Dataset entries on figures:
*****

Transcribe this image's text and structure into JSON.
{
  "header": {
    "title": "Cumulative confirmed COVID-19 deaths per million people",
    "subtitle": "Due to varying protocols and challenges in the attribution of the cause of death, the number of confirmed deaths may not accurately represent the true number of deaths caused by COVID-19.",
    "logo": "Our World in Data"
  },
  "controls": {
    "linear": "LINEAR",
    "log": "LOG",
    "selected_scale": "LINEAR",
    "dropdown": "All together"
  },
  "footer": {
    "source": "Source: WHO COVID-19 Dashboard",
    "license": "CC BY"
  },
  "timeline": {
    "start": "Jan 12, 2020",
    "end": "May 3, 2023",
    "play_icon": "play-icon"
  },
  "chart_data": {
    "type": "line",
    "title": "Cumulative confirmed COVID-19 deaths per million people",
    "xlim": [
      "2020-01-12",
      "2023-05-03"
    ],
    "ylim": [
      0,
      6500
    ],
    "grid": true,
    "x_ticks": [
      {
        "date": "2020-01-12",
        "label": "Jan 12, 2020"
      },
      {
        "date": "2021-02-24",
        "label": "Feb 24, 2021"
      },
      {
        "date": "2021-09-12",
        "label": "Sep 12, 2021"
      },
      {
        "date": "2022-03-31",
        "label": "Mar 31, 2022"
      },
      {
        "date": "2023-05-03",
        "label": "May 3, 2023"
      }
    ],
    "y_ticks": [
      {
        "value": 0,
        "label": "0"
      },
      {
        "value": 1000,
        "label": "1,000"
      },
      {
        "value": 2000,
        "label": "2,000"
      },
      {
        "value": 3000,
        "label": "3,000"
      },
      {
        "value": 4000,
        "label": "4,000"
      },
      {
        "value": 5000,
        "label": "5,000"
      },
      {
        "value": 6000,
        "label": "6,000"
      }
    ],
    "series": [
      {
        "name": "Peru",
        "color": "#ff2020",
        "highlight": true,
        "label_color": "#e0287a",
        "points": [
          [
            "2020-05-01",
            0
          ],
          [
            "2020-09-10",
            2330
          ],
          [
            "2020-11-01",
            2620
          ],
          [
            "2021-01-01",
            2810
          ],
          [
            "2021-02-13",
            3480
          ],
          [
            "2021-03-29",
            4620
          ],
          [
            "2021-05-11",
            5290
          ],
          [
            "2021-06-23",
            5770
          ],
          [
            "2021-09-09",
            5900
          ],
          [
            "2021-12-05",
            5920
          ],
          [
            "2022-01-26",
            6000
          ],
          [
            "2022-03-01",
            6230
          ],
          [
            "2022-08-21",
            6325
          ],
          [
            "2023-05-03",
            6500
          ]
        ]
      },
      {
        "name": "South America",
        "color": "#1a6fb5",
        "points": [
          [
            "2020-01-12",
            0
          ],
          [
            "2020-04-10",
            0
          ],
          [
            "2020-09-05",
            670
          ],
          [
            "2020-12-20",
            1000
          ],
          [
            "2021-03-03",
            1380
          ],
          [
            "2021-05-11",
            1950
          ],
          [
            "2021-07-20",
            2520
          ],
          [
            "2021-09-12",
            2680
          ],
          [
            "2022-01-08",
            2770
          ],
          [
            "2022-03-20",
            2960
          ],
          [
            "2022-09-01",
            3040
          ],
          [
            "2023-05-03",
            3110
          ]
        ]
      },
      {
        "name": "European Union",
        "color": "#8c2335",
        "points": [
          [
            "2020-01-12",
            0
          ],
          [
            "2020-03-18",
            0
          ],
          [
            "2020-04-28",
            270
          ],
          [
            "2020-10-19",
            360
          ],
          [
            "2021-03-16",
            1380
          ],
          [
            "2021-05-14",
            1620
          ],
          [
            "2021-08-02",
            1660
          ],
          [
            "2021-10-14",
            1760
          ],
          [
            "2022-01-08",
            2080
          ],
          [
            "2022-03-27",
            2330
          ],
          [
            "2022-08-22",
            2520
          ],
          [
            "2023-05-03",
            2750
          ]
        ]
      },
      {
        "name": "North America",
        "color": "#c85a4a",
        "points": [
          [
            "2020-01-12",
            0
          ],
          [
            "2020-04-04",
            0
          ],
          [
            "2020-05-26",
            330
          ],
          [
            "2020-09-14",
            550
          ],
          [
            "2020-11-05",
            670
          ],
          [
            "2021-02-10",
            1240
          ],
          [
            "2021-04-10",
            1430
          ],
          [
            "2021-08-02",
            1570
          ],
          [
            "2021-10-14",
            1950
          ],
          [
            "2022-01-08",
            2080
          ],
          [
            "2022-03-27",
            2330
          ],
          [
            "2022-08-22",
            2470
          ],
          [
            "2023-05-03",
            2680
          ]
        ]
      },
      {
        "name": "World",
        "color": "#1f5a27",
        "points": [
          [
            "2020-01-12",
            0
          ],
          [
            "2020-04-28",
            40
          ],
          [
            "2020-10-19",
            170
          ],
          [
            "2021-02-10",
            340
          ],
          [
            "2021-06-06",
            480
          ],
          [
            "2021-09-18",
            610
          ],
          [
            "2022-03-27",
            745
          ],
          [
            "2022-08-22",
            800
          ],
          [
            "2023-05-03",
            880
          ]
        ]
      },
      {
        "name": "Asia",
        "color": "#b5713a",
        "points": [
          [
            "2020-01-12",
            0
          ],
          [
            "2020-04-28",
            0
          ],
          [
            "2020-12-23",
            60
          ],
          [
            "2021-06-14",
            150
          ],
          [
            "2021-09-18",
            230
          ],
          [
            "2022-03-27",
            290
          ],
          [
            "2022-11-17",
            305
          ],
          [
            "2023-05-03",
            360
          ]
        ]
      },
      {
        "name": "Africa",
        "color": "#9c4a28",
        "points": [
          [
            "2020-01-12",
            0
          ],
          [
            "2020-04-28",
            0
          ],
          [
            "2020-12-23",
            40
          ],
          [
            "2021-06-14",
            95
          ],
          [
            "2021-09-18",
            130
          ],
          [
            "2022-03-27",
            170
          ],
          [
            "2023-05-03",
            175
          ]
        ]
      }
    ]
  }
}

*****

Given problem:
Copy every line exactly. Leave nothing out.

Complete output:
Transcribe this image's text and structure into JSON.
{
  "header": {
    "title": "Cumulative confirmed COVID-19 deaths per million people",
    "subtitle": "Due to varying protocols and challenges in the attribution of the cause of death, the number of confirmed deaths may not accurately represent the true number of deaths caused by COVID-19.",
    "logo": "Our World in Data"
  },
  "controls": {
    "linear": "LINEAR",
    "log": "LOG",
    "selected_scale": "LINEAR",
    "dropdown": "All together"
  },
  "footer": {
    "source": "Source: WHO COVID-19 Dashboard",
    "license": "CC BY"
  },
  "timeline": {
    "start": "Jan 12, 2020",
    "end": "May 3, 2023",
    "play_icon": "play-icon"
  },
  "chart_data": {
    "type": "line",
    "title": "Cumulative confirmed COVID-19 deaths per million people",
    "xlim": [
      "2020-01-12",
      "2023-05-03"
    ],
    "ylim": [
      0,
      6500
    ],
    "grid": true,
    "x_ticks": [
      {
        "date": "2020-01-12",
        "label": "Jan 12, 2020"
      },
      {
        "date": "2021-02-24",
        "label": "Feb 24, 2021"
      },
      {
        "date": "2021-09-12",
        "label": "Sep 12, 2021"
      },
      {
        "date": "2022-03-31",
        "label": "Mar 31, 2022"
      },
      {
        "date": "2023-05-03",
        "label": "May 3, 2023"
      }
    ],
    "y_ticks": [
      {
        "value": 0,
        "label": "0"
      },
      {
        "value": 1000,
        "label": "1,000"
      },
      {
        "value": 2000,
        "label": "2,000"
      },
      {
        "value": 3000,
        "label": "3,000"
      },
      {
        "value": 4000,
        "label": "4,000"
      },
      {
        "value": 5000,
        "label": "5,000"
      },
      {
        "value": 6000,
        "label": "6,000"
      }
    ],
    "series": [
      {
        "name": "Peru",
        "color": "#ff2020",
        "highlight": true,
        "label_color": "#e0287a",
        "points": [
          [
            "2020-05-01",
            0
          ],
          [
            "2020-09-10",
            2330
          ],
          [
            "2020-11-01",
            2620
          ],
          [
            "2021-01-01",
            2810
          ],
          [
            "2021-02-13",
            3480
          ],
          [
            "2021-03-29",
            4620
          ],
          [
            "2021-05-11",
            5290
          ],
          [
            "2021-06-23",
            5770
          ],
          [
            "2021-09-09",
            5900
          ],
          [
            "2021-12-05",
            5920
          ],
          [
            "2022-01-26",
            6000
          ],
          [
            "2022-03-01",
            6230
          ],
          [
            "2022-08-21",
            6325
          ],
          [
            "2023-05-03",
            6500
          ]
        ]
      },
      {
        "name": "South America",
        "color": "#1a6fb5",
        "points": [
          [
            "2020-01-12",
            0
          ],
          [
            "2020-04-10",
            0
          ],
          [
            "2020-09-05",
            670
          ],
          [
            "2020-12-20",
            1000
          ],
          [
            "2021-03-03",
            1380
          ],
          [
            "2021-05-11",
            1950
          ],
          [
            "2021-07-20",
            2520
          ],
          [
            "2021-09-12",
            2680
          ],
          [
            "2022-01-08",
            2770
          ],
          [
            "2022-03-20",
            2960
          ],
          [
            "2022-09-01",
            3040
          ],
          [
            "2023-05-03",
            3110
          ]
        ]
      },
      {
        "name": "European Union",
        "color": "#8c2335",
        "points": [
          [
            "2020-01-12",
            0
          ],
          [
            "2020-03-18",
            0
          ],
          [
            "2020-04-28",
            270
          ],
          [
            "2020-10-19",
            360
          ],
          [
            "2021-03-16",
            1380
          ],
          [
            "2021-05-14",
            1620
          ],
          [
            "2021-08-02",
            1660
          ],
          [
            "2021-10-14",
            1760
          ],
          [
            "2022-01-08",
            2080
          ],
          [
            "2022-03-27",
            2330
          ],
          [
            "2022-08-22",
            2520
          ],
          [
            "2023-05-03",
            2750
          ]
        ]
      },
      {
        "name": "North America",
        "color": "#c85a4a",
        "points": [
          [
            "2020-01-12",
            0
          ],
          [
            "2020-04-04",
            0
          ],
          [
            "2020-05-26",
            330
          ],
          [
            "2020-09-14",
            550
          ],
          [
            "2020-11-05",
            670
          ],
          [
            "2021-02-10",
            1240
          ],
          [
            "2021-04-10",
            1430
          ],
          [
            "2021-08-02",
            1570
          ],
          [
            "2021-10-14",
            1950
          ],
          [
            "2022-01-08",
            2080
          ],
          [
            "2022-03-27",
            2330
          ],
          [
            "2022-08-22",
            2470
          ],
          [
            "2023-05-03",
            2680
          ]
        ]
      },
      {
        "name": "World",
        "color": "#1f5a27",
        "points": [
          [
            "2020-01-12",
            0
          ],
          [
            "2020-04-28",
            40
          ],
          [
            "2020-10-19",
            170
          ],
          [
            "2021-02-10",
            340
          ],
          [
            "2021-06-06",
            480
          ],
          [
            "2021-09-18",
            610
          ],
          [
            "2022-03-27",
            745
          ],
          [
            "2022-08-22",
            800
          ],
          [
            "2023-05-03",
            880
          ]
        ]
      },
      {
        "name": "Asia",
        "color": "#b5713a",
        "points": [
          [
            "2020-01-12",
            0
          ],
          [
            "2020-04-28",
            0
          ],
          [
            "2020-12-23",
            60
          ],
          [
            "2021-06-14",
            150
          ],
          [
            "2021-09-18",
            230
          ],
          [
            "2022-03-27",
            290
          ],
          [
            "2022-11-17",
            305
          ],
          [
            "2023-05-03",
            360
          ]
        ]
      },
      {
        "name": "Africa",
        "color": "#9c4a28",
        "points": [
          [
            "2020-01-12",
            0
          ],
          [
            "2020-04-28",
            0
          ],
          [
            "2020-12-23",
            40
          ],
          [
            "2021-06-14",
            95
          ],
          [
            "2021-09-18",
            130
          ],
          [
            "2022-03-27",
            170
          ],
          [
            "2023-05-03",
            175
          ]
        ]
      }
    ]
  }
}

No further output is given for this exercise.